→ **DIRECTIVE**
Copy each line that holds "التأمين".
Begin ROWS
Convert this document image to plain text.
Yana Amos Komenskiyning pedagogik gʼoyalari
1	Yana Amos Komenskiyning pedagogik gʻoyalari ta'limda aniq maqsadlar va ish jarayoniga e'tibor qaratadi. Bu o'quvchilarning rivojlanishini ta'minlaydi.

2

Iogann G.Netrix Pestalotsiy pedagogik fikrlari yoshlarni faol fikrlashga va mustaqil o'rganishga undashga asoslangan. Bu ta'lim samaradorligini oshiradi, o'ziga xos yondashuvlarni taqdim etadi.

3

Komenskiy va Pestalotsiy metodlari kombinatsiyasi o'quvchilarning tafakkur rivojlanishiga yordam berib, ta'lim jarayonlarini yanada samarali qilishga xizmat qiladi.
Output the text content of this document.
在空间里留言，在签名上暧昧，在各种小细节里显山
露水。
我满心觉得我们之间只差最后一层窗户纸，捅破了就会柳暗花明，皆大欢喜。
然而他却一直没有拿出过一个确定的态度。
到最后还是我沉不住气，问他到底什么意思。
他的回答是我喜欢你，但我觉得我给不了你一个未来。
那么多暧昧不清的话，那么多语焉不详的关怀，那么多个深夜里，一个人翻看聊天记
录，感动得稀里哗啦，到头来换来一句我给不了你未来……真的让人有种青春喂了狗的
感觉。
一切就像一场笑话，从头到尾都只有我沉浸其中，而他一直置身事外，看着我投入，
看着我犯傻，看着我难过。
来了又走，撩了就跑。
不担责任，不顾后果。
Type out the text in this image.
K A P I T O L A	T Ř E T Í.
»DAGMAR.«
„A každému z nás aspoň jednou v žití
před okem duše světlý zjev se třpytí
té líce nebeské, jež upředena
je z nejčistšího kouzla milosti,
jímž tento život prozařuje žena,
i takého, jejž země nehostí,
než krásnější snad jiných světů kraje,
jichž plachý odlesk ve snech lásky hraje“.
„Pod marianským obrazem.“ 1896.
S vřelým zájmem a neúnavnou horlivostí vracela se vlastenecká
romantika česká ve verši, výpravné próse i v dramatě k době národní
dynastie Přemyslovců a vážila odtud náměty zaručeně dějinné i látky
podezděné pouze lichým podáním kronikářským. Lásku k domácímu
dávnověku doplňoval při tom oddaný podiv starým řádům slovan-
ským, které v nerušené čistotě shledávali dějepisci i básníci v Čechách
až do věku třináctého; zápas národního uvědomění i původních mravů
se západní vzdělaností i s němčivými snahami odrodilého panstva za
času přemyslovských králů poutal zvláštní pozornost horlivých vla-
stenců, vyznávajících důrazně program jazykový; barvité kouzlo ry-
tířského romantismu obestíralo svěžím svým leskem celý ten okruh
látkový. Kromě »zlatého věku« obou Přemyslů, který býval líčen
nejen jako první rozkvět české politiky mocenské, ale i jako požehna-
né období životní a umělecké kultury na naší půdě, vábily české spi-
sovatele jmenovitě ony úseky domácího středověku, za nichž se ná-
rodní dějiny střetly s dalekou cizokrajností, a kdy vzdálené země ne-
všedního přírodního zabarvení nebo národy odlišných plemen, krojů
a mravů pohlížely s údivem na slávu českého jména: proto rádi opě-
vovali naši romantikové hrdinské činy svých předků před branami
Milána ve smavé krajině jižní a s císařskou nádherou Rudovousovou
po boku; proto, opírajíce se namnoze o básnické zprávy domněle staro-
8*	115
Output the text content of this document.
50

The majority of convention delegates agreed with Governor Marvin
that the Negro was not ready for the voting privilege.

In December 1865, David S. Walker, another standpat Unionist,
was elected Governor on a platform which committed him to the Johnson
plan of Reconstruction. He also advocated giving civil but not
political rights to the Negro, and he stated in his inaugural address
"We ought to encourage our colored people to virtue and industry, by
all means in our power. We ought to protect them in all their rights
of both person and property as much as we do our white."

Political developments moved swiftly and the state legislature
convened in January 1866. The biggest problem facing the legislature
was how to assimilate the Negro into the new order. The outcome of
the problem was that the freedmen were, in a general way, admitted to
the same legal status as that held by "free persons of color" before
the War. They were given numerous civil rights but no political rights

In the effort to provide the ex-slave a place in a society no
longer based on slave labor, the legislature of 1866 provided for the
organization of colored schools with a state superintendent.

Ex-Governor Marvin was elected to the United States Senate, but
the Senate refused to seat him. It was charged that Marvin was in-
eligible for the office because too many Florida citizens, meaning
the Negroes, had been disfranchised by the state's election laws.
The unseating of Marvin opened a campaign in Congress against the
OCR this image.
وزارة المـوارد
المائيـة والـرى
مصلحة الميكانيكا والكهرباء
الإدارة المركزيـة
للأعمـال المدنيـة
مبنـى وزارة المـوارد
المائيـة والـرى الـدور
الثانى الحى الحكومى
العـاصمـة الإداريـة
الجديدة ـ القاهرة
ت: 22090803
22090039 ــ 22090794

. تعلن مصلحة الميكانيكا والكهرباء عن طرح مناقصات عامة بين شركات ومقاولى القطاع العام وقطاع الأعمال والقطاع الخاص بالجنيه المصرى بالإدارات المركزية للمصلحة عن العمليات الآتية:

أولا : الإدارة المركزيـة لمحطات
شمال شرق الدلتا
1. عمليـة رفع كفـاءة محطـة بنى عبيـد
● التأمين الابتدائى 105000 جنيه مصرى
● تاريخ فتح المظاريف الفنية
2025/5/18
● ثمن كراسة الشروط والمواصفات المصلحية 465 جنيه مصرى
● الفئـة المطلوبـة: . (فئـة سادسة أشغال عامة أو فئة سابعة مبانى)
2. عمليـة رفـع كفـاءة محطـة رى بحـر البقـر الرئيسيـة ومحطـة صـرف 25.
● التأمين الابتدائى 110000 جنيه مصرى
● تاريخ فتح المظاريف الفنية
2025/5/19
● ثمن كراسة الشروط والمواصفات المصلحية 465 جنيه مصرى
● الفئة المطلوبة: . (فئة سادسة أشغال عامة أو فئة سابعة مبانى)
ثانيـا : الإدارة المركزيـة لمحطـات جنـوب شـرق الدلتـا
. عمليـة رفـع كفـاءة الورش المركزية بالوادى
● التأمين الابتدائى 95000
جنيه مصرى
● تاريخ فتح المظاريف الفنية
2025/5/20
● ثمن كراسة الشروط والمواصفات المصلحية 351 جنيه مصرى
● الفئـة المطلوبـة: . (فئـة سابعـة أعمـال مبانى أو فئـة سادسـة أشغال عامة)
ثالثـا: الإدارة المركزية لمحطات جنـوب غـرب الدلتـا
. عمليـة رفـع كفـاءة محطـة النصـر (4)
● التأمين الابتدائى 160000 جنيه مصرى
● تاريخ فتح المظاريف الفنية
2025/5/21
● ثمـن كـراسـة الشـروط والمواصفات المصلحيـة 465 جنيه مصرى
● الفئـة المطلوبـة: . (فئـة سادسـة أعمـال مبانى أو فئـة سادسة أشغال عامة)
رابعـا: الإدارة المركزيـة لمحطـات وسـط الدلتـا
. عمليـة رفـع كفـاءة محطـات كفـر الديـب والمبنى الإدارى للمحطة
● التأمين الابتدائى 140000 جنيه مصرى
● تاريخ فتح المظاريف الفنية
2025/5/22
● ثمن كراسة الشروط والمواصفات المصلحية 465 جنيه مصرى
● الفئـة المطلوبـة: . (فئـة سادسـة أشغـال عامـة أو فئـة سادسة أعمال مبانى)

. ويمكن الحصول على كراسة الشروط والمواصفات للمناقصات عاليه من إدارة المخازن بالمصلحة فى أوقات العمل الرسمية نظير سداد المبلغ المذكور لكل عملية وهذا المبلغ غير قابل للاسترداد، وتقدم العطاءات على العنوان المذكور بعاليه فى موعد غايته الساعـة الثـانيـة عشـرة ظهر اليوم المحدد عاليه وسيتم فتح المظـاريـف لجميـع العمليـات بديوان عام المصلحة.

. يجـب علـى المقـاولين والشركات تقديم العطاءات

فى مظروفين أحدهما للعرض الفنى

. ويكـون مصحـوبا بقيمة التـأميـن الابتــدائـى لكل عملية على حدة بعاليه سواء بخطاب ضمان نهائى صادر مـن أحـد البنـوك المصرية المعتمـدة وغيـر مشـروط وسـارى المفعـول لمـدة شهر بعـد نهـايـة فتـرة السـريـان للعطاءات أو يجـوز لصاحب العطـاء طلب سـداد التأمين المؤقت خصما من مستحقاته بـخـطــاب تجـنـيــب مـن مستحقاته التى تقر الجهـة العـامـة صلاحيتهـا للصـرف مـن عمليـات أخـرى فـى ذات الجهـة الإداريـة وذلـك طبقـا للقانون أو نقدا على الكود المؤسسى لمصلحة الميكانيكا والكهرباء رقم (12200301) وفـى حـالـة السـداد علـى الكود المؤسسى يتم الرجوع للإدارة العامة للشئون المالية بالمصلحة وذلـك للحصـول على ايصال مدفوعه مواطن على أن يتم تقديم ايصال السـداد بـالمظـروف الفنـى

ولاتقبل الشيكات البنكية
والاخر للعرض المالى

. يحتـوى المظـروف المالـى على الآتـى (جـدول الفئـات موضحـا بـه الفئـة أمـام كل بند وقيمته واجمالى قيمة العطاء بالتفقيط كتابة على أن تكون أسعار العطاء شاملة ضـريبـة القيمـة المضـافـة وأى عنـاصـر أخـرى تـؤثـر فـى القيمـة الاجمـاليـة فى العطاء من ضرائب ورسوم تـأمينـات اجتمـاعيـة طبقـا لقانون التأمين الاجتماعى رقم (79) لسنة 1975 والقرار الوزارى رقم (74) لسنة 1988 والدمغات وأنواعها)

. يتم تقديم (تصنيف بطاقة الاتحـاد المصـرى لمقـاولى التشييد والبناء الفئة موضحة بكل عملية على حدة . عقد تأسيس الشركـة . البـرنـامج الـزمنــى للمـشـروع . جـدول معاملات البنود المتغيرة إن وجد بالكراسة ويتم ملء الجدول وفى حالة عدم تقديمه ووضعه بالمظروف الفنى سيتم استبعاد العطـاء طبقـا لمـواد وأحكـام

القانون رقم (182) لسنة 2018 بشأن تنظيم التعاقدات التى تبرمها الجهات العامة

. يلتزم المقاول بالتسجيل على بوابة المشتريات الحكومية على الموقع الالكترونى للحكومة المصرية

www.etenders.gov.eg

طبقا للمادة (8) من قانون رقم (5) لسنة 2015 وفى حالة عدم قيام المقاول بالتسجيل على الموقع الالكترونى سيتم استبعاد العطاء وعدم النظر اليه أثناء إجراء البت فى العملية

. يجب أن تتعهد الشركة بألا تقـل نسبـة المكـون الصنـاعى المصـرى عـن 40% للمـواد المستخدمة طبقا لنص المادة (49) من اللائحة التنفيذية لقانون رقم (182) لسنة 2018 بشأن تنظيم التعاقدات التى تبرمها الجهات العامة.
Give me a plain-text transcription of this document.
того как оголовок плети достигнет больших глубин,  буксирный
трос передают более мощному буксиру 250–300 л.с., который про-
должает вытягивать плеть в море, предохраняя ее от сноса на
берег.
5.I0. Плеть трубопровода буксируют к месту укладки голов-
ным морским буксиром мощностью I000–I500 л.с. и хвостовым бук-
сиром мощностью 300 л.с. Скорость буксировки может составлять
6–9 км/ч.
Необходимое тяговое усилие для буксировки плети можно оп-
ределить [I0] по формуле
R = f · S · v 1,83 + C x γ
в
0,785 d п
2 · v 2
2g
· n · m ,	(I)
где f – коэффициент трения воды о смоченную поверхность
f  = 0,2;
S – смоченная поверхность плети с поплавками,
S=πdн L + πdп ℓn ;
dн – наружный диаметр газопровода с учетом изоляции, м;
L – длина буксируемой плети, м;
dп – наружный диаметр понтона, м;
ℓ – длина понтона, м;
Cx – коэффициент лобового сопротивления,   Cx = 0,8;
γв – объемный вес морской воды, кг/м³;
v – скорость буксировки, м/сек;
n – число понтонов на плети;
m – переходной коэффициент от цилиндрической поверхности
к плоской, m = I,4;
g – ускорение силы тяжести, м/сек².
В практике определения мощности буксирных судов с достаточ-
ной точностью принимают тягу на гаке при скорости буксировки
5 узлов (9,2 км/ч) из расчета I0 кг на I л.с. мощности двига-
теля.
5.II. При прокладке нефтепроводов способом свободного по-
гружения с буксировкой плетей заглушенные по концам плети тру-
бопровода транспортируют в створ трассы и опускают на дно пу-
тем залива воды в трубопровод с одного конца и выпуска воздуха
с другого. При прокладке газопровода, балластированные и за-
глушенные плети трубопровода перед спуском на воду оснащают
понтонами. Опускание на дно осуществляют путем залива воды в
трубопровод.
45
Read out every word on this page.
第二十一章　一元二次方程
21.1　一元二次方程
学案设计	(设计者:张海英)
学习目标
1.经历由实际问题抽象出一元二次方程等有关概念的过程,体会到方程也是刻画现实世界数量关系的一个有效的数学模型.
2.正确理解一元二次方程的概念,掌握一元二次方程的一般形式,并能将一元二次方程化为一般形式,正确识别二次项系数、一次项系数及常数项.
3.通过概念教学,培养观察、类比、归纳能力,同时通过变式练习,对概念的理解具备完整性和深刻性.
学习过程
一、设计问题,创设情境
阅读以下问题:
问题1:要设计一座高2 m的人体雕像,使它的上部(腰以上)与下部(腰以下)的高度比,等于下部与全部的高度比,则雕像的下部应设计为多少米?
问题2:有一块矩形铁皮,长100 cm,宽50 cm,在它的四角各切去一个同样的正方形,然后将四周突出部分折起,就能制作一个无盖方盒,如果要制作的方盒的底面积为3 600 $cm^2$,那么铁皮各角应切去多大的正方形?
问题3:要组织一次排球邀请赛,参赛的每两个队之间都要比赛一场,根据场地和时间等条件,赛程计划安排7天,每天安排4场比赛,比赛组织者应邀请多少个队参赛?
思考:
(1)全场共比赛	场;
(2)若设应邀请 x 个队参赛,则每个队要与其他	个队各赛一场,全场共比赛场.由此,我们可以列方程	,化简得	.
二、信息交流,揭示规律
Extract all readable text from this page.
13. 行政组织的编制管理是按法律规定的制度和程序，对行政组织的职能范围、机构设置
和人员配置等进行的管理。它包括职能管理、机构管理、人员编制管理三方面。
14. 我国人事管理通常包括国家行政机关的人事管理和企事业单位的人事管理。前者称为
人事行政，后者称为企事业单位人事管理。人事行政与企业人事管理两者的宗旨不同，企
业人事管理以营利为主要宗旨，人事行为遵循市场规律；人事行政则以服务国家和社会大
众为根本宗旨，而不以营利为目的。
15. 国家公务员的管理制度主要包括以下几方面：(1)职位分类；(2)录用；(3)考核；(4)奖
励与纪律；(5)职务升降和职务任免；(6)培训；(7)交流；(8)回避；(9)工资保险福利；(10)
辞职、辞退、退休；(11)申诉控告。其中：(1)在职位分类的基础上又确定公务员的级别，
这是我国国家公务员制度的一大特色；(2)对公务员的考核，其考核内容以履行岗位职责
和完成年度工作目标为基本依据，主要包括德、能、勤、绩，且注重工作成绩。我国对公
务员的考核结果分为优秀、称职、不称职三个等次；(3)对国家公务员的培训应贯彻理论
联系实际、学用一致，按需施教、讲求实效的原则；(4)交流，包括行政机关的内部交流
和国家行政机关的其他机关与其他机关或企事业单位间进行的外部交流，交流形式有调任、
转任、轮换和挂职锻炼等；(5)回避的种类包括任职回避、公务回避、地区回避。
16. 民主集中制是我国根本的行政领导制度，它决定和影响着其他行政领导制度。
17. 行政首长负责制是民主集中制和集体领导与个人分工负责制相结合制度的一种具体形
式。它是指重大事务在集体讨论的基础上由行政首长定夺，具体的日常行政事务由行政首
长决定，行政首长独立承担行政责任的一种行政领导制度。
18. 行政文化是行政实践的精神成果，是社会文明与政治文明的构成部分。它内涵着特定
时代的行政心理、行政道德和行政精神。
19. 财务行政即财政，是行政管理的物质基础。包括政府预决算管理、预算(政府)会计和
End ROWS
→ **RESULT OF THE EXERCISE**
● التأمين الابتدائى 105000 جنيه مصرى
● التأمين الابتدائى 110000 جنيه مصرى
● التأمين الابتدائى 95000
● التأمين الابتدائى 160000 جنيه مصرى
● التأمين الابتدائى 140000 جنيه مصرى
. ويكـون مصحـوبا بقيمة التـأميـن الابتــدائـى لكل عملية على حدة بعاليه سواء بخطاب ضمان نهائى صادر مـن أحـد البنـوك المصرية المعتمـدة وغيـر مشـروط وسـارى المفعـول لمـدة شهر بعـد نهـايـة فتـرة السـريـان للعطاءات أو يجـوز لصاحب العطـاء طلب سـداد التأمين المؤقت خصما من مستحقاته بـخـطــاب تجـنـيــب مـن مستحقاته التى تقر الجهـة العـامـة صلاحيتهـا للصـرف مـن عمليـات أخـرى فـى ذات الجهـة الإداريـة وذلـك طبقـا للقانون أو نقدا على الكود المؤسسى لمصلحة الميكانيكا والكهرباء رقم (12200301) وفـى حـالـة السـداد علـى الكود المؤسسى يتم الرجوع للإدارة العامة للشئون المالية بالمصلحة وذلـك للحصـول على ايصال مدفوعه مواطن على أن يتم تقديم ايصال السـداد بـالمظـروف الفنـى
. يحتـوى المظـروف المالـى على الآتـى (جـدول الفئـات موضحـا بـه الفئـة أمـام كل بند وقيمته واجمالى قيمة العطاء بالتفقيط كتابة على أن تكون أسعار العطاء شاملة ضـريبـة القيمـة المضـافـة وأى عنـاصـر أخـرى تـؤثـر فـى القيمـة الاجمـاليـة فى العطاء من ضرائب ورسوم تـأمينـات اجتمـاعيـة طبقـا لقانون التأمين الاجتماعى رقم (79) لسنة 1975 والقرار الوزارى رقم (74) لسنة 1988 والدمغات وأنواعها)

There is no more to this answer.